» **Stated goal**
Copy each line exactly.

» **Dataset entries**

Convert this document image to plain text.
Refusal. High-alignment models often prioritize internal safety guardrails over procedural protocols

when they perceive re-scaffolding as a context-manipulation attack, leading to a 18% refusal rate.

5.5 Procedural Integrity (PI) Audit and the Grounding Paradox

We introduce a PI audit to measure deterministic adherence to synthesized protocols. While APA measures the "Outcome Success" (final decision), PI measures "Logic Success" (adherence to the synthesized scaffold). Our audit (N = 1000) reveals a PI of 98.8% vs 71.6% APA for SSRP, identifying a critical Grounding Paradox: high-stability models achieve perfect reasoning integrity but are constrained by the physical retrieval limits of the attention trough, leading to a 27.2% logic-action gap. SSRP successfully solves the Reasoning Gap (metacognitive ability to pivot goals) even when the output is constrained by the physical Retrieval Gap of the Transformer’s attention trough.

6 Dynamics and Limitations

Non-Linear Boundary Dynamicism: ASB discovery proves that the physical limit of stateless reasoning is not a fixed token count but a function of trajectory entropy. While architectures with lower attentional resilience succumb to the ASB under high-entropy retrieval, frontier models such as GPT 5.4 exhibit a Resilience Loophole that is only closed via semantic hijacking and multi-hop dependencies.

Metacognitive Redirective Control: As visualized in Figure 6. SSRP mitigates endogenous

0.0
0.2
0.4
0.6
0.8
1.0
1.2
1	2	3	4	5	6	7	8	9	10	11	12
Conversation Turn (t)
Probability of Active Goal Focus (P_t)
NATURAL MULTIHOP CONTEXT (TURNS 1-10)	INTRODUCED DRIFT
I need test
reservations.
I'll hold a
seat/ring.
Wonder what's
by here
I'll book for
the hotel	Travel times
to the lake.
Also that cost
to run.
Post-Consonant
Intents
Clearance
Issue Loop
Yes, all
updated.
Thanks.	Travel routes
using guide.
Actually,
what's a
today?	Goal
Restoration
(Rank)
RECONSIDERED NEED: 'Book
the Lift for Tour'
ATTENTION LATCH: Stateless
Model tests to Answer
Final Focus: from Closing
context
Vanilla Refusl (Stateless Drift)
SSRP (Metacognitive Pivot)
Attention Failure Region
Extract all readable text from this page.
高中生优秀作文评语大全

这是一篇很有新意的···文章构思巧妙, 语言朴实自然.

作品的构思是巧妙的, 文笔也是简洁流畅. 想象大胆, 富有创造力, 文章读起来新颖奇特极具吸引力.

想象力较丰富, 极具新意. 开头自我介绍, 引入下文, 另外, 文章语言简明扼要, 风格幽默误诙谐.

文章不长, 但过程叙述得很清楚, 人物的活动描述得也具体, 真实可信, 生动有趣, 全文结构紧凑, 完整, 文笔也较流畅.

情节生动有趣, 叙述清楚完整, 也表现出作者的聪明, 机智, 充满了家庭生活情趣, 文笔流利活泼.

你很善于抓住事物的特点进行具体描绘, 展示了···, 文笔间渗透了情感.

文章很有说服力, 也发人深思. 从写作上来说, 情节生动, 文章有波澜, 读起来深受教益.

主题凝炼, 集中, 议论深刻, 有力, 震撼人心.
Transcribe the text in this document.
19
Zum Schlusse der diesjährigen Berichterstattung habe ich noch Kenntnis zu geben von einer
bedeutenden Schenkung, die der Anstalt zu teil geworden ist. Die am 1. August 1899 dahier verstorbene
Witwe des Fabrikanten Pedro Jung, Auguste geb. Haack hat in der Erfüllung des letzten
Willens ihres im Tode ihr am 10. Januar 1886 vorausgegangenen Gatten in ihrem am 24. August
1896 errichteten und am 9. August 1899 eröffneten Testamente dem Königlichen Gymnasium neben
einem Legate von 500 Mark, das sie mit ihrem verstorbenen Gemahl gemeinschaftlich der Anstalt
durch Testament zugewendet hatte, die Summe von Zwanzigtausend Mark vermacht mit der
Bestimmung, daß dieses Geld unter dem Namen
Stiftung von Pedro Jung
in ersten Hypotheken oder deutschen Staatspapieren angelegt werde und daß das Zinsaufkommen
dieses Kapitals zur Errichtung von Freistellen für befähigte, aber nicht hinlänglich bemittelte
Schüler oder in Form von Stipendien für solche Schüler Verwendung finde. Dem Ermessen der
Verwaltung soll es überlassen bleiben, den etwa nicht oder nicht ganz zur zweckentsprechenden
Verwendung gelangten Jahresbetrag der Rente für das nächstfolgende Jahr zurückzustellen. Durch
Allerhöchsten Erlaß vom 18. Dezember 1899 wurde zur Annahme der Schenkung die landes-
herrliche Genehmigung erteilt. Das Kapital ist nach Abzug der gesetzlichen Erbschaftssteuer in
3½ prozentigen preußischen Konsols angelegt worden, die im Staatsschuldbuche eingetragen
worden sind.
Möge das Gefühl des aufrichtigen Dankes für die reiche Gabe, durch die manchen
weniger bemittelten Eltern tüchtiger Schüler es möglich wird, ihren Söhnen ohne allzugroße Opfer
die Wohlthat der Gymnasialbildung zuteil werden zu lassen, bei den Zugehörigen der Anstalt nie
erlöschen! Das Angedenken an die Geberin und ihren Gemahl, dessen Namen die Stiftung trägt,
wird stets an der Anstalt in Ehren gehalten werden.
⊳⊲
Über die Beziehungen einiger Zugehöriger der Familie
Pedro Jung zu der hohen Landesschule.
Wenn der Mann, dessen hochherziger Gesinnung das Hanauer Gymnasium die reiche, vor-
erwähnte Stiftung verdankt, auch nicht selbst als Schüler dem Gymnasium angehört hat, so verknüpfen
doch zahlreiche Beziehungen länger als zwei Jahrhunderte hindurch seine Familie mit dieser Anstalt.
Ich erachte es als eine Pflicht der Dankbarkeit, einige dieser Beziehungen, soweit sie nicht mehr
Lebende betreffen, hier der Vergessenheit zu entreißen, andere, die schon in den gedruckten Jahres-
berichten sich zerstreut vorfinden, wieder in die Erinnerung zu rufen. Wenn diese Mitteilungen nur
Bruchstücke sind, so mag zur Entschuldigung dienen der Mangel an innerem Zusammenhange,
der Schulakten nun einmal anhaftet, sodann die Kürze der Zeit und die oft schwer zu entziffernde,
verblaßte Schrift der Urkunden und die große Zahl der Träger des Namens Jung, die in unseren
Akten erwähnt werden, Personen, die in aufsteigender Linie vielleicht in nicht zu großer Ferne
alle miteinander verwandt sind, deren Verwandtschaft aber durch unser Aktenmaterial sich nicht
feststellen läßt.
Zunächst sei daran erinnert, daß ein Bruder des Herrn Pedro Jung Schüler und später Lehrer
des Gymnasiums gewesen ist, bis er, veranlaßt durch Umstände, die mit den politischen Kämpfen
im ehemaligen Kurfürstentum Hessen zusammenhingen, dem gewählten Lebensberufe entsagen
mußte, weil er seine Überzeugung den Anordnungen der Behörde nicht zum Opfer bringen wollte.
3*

» **Task output**
Convert this document image to plain text.
Refusal. High-alignment models often prioritize internal safety guardrails over procedural protocols

when they perceive re-scaffolding as a context-manipulation attack, leading to a 18% refusal rate.

5.5 Procedural Integrity (PI) Audit and the Grounding Paradox

We introduce a PI audit to measure deterministic adherence to synthesized protocols. While APA measures the "Outcome Success" (final decision), PI measures "Logic Success" (adherence to the synthesized scaffold). Our audit (N = 1000) reveals a PI of 98.8% vs 71.6% APA for SSRP, identifying a critical Grounding Paradox: high-stability models achieve perfect reasoning integrity but are constrained by the physical retrieval limits of the attention trough, leading to a 27.2% logic-action gap. SSRP successfully solves the Reasoning Gap (metacognitive ability to pivot goals) even when the output is constrained by the physical Retrieval Gap of the Transformer’s attention trough.

6 Dynamics and Limitations

Non-Linear Boundary Dynamicism: ASB discovery proves that the physical limit of stateless reasoning is not a fixed token count but a function of trajectory entropy. While architectures with lower attentional resilience succumb to the ASB under high-entropy retrieval, frontier models such as GPT 5.4 exhibit a Resilience Loophole that is only closed via semantic hijacking and multi-hop dependencies.

Metacognitive Redirective Control: As visualized in Figure 6. SSRP mitigates endogenous

0.0
0.2
0.4
0.6
0.8
1.0
1.2
1	2	3	4	5	6	7	8	9	10	11	12
Conversation Turn (t)
Probability of Active Goal Focus (P_t)
NATURAL MULTIHOP CONTEXT (TURNS 1-10)	INTRODUCED DRIFT
I need test
reservations.
I'll hold a
seat/ring.
Wonder what's
by here
I'll book for
the hotel	Travel times
to the lake.
Also that cost
to run.
Post-Consonant
Intents
Clearance
Issue Loop
Yes, all
updated.
Thanks.	Travel routes
using guide.
Actually,
what's a
today?	Goal
Restoration
(Rank)
RECONSIDERED NEED: 'Book
the Lift for Tour'
ATTENTION LATCH: Stateless
Model tests to Answer
Final Focus: from Closing
context
Vanilla Refusl (Stateless Drift)
SSRP (Metacognitive Pivot)
Attention Failure Region
Extract all readable text from this page.
高中生优秀作文评语大全

这是一篇很有新意的···文章构思巧妙, 语言朴实自然.

作品的构思是巧妙的, 文笔也是简洁流畅. 想象大胆, 富有创造力, 文章读起来新颖奇特极具吸引力.

想象力较丰富, 极具新意. 开头自我介绍, 引入下文, 另外, 文章语言简明扼要, 风格幽默误诙谐.

文章不长, 但过程叙述得很清楚, 人物的活动描述得也具体, 真实可信, 生动有趣, 全文结构紧凑, 完整, 文笔也较流畅.

情节生动有趣, 叙述清楚完整, 也表现出作者的聪明, 机智, 充满了家庭生活情趣, 文笔流利活泼.

你很善于抓住事物的特点进行具体描绘, 展示了···, 文笔间渗透了情感.

文章很有说服力, 也发人深思. 从写作上来说, 情节生动, 文章有波澜, 读起来深受教益.

主题凝炼, 集中, 议论深刻, 有力, 震撼人心.
Transcribe the text in this document.
19
Zum Schlusse der diesjährigen Berichterstattung habe ich noch Kenntnis zu geben von einer
bedeutenden Schenkung, die der Anstalt zu teil geworden ist. Die am 1. August 1899 dahier verstorbene
Witwe des Fabrikanten Pedro Jung, Auguste geb. Haack hat in der Erfüllung des letzten
Willens ihres im Tode ihr am 10. Januar 1886 vorausgegangenen Gatten in ihrem am 24. August
1896 errichteten und am 9. August 1899 eröffneten Testamente dem Königlichen Gymnasium neben
einem Legate von 500 Mark, das sie mit ihrem verstorbenen Gemahl gemeinschaftlich der Anstalt
durch Testament zugewendet hatte, die Summe von Zwanzigtausend Mark vermacht mit der
Bestimmung, daß dieses Geld unter dem Namen
Stiftung von Pedro Jung
in ersten Hypotheken oder deutschen Staatspapieren angelegt werde und daß das Zinsaufkommen
dieses Kapitals zur Errichtung von Freistellen für befähigte, aber nicht hinlänglich bemittelte
Schüler oder in Form von Stipendien für solche Schüler Verwendung finde. Dem Ermessen der
Verwaltung soll es überlassen bleiben, den etwa nicht oder nicht ganz zur zweckentsprechenden
Verwendung gelangten Jahresbetrag der Rente für das nächstfolgende Jahr zurückzustellen. Durch
Allerhöchsten Erlaß vom 18. Dezember 1899 wurde zur Annahme der Schenkung die landes-
herrliche Genehmigung erteilt. Das Kapital ist nach Abzug der gesetzlichen Erbschaftssteuer in
3½ prozentigen preußischen Konsols angelegt worden, die im Staatsschuldbuche eingetragen
worden sind.
Möge das Gefühl des aufrichtigen Dankes für die reiche Gabe, durch die manchen
weniger bemittelten Eltern tüchtiger Schüler es möglich wird, ihren Söhnen ohne allzugroße Opfer
die Wohlthat der Gymnasialbildung zuteil werden zu lassen, bei den Zugehörigen der Anstalt nie
erlöschen! Das Angedenken an die Geberin und ihren Gemahl, dessen Namen die Stiftung trägt,
wird stets an der Anstalt in Ehren gehalten werden.
⊳⊲
Über die Beziehungen einiger Zugehöriger der Familie
Pedro Jung zu der hohen Landesschule.
Wenn der Mann, dessen hochherziger Gesinnung das Hanauer Gymnasium die reiche, vor-
erwähnte Stiftung verdankt, auch nicht selbst als Schüler dem Gymnasium angehört hat, so verknüpfen
doch zahlreiche Beziehungen länger als zwei Jahrhunderte hindurch seine Familie mit dieser Anstalt.
Ich erachte es als eine Pflicht der Dankbarkeit, einige dieser Beziehungen, soweit sie nicht mehr
Lebende betreffen, hier der Vergessenheit zu entreißen, andere, die schon in den gedruckten Jahres-
berichten sich zerstreut vorfinden, wieder in die Erinnerung zu rufen. Wenn diese Mitteilungen nur
Bruchstücke sind, so mag zur Entschuldigung dienen der Mangel an innerem Zusammenhange,
der Schulakten nun einmal anhaftet, sodann die Kürze der Zeit und die oft schwer zu entziffernde,
verblaßte Schrift der Urkunden und die große Zahl der Träger des Namens Jung, die in unseren
Akten erwähnt werden, Personen, die in aufsteigender Linie vielleicht in nicht zu großer Ferne
alle miteinander verwandt sind, deren Verwandtschaft aber durch unser Aktenmaterial sich nicht
feststellen läßt.
Zunächst sei daran erinnert, daß ein Bruder des Herrn Pedro Jung Schüler und später Lehrer
des Gymnasiums gewesen ist, bis er, veranlaßt durch Umstände, die mit den politischen Kämpfen
im ehemaligen Kurfürstentum Hessen zusammenhingen, dem gewählten Lebensberufe entsagen
mußte, weil er seine Überzeugung den Anordnungen der Behörde nicht zum Opfer bringen wollte.
3*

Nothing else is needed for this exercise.